THE REQUEST |
Gather every line from the entries below that includes "screenshot".

RECORDED INFORMATION |
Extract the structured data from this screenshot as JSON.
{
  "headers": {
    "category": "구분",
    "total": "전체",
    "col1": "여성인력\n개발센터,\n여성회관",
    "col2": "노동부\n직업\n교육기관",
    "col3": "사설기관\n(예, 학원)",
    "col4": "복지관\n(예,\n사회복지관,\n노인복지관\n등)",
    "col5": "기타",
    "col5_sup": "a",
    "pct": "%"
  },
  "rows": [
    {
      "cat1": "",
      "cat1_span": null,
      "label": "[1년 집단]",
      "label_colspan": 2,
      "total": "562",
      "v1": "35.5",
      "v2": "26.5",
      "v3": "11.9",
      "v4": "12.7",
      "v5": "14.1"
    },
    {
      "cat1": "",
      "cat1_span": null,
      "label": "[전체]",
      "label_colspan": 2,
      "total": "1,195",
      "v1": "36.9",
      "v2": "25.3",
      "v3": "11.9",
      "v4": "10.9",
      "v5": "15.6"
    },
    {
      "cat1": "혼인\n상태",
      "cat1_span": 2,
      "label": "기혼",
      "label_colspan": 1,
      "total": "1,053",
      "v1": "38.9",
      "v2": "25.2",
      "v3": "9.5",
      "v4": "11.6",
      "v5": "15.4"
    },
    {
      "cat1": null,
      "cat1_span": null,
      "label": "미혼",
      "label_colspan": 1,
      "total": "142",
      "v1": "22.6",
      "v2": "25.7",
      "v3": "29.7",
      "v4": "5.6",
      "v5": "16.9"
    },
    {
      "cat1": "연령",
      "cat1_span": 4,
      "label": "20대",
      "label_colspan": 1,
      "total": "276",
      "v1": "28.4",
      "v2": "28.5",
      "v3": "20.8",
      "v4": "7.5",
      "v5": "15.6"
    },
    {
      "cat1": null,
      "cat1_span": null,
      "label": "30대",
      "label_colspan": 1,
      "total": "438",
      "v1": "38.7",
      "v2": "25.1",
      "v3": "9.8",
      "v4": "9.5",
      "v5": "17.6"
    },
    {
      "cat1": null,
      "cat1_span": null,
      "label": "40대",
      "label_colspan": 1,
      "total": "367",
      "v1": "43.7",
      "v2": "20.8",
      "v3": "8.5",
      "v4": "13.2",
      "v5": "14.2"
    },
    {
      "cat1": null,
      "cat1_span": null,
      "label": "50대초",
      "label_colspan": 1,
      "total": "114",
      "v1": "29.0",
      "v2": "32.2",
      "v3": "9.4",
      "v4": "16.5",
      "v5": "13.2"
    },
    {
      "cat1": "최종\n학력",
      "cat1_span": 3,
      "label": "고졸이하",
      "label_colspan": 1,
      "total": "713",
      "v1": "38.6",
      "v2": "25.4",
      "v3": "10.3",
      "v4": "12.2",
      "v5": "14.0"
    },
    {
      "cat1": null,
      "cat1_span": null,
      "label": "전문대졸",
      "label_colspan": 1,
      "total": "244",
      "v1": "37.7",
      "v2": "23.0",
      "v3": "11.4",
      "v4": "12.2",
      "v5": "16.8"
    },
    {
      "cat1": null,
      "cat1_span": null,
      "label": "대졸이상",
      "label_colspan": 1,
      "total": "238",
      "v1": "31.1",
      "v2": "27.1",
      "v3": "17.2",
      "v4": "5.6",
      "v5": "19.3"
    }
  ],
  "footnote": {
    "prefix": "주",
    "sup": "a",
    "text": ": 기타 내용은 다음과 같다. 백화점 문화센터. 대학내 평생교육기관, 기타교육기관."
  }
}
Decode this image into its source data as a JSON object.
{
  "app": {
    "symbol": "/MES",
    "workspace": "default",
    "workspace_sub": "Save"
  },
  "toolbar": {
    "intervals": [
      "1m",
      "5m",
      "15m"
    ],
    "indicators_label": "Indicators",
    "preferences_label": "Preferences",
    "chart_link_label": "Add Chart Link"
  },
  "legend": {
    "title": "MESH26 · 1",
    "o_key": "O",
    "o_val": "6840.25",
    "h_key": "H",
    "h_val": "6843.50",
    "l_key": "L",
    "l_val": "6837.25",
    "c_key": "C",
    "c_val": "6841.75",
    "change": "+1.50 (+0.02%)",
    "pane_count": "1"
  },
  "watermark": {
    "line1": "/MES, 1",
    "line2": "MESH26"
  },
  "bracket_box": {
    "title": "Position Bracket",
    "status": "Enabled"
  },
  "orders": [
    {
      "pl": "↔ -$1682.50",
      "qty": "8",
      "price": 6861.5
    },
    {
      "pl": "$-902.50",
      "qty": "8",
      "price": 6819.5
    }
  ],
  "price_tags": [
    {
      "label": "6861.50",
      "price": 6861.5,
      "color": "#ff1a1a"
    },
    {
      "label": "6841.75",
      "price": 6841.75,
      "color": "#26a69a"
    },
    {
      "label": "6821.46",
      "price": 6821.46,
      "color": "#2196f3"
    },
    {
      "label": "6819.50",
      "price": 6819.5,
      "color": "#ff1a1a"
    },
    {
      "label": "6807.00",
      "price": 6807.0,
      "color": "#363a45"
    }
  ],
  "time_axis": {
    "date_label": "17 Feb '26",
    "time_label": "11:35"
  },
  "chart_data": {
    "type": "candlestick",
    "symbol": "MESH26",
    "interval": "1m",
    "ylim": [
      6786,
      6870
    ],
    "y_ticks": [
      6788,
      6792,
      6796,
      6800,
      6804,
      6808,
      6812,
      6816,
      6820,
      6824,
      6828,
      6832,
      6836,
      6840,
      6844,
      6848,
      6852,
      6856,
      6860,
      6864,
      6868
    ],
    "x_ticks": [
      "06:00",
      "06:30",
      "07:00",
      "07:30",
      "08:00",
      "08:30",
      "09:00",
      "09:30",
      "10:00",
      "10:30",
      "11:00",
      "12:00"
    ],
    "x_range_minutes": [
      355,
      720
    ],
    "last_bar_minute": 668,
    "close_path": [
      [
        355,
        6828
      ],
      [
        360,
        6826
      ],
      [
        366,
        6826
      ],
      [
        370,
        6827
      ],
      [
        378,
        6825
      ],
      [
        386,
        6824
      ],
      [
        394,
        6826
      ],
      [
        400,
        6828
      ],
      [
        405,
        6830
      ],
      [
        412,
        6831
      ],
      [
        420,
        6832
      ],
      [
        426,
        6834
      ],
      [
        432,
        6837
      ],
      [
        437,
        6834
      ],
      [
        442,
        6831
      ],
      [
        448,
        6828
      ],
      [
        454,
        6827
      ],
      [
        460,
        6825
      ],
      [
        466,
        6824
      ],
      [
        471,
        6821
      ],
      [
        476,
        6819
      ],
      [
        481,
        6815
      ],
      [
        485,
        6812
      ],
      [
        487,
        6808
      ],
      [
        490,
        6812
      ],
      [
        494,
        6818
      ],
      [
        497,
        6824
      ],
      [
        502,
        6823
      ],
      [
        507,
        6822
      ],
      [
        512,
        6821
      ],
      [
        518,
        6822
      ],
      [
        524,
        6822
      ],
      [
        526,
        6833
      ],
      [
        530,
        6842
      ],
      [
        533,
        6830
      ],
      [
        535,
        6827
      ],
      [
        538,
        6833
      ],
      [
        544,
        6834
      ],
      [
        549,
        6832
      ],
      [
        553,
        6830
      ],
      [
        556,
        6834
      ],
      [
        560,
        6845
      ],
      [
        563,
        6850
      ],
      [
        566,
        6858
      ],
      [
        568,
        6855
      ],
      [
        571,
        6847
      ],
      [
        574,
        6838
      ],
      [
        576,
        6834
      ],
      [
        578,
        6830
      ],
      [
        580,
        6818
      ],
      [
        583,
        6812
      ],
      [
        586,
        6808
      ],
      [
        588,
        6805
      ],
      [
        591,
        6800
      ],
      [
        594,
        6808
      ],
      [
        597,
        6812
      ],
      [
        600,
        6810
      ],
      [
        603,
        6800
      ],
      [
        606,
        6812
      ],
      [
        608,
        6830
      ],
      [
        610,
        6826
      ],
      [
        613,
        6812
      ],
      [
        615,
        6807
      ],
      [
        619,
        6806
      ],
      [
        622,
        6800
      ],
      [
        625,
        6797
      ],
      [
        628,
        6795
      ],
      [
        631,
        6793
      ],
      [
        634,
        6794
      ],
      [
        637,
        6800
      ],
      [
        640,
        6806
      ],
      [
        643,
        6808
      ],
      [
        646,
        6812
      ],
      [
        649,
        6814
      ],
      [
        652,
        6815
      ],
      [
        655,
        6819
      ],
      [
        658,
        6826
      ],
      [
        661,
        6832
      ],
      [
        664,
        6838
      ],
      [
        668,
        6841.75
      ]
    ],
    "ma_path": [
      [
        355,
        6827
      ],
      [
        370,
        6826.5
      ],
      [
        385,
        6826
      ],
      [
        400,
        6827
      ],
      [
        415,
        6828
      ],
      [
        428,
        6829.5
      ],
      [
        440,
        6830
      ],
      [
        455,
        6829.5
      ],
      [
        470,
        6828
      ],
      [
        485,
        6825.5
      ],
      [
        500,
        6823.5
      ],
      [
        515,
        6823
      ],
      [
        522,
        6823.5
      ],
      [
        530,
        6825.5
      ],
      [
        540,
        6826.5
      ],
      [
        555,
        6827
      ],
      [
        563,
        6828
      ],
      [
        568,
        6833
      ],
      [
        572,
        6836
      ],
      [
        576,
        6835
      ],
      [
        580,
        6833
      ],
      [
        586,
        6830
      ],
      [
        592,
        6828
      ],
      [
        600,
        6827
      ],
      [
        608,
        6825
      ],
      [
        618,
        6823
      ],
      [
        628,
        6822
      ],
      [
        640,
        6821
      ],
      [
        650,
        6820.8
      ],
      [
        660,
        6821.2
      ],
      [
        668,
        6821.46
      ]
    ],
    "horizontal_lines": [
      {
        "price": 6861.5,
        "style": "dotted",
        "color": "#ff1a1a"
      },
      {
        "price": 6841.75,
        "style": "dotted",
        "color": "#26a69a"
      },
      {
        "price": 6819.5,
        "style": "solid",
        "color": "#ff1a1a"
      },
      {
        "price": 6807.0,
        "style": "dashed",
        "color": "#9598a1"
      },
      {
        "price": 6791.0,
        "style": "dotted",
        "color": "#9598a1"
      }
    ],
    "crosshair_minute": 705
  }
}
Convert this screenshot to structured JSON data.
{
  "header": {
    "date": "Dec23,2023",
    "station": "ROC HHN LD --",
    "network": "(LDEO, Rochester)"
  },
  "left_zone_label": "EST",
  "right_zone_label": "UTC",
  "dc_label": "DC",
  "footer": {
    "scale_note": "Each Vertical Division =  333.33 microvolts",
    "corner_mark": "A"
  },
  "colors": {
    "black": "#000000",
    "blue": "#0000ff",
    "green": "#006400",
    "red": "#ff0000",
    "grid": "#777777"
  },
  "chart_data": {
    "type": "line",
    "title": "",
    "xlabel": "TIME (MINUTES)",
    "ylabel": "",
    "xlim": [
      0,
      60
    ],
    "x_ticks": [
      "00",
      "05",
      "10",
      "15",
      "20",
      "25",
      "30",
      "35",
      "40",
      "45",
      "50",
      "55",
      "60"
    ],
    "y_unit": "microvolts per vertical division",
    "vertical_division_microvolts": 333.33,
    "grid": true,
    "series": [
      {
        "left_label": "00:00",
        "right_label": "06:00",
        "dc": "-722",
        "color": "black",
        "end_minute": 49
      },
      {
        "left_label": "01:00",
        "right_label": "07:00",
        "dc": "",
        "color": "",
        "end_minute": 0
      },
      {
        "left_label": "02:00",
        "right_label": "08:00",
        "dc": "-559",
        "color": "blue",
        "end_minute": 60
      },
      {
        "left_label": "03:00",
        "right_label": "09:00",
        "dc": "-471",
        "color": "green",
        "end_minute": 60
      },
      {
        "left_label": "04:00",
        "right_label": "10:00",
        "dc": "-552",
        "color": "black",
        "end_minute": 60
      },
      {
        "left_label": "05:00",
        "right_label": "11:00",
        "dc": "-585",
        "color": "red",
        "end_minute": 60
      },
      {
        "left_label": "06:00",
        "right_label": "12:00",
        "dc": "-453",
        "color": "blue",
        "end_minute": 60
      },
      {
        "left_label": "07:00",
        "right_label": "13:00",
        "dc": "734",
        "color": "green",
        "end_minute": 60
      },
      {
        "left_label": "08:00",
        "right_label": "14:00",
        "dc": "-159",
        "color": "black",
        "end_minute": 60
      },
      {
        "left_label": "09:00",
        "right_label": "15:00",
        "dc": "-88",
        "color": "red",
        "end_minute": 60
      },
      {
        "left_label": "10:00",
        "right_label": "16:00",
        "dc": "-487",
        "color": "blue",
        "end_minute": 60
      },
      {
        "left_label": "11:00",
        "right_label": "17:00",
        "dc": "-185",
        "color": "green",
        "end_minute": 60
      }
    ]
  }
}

COMPLETE OUTPUT |
Extract the structured data from this screenshot as JSON.
Convert this screenshot to structured JSON data.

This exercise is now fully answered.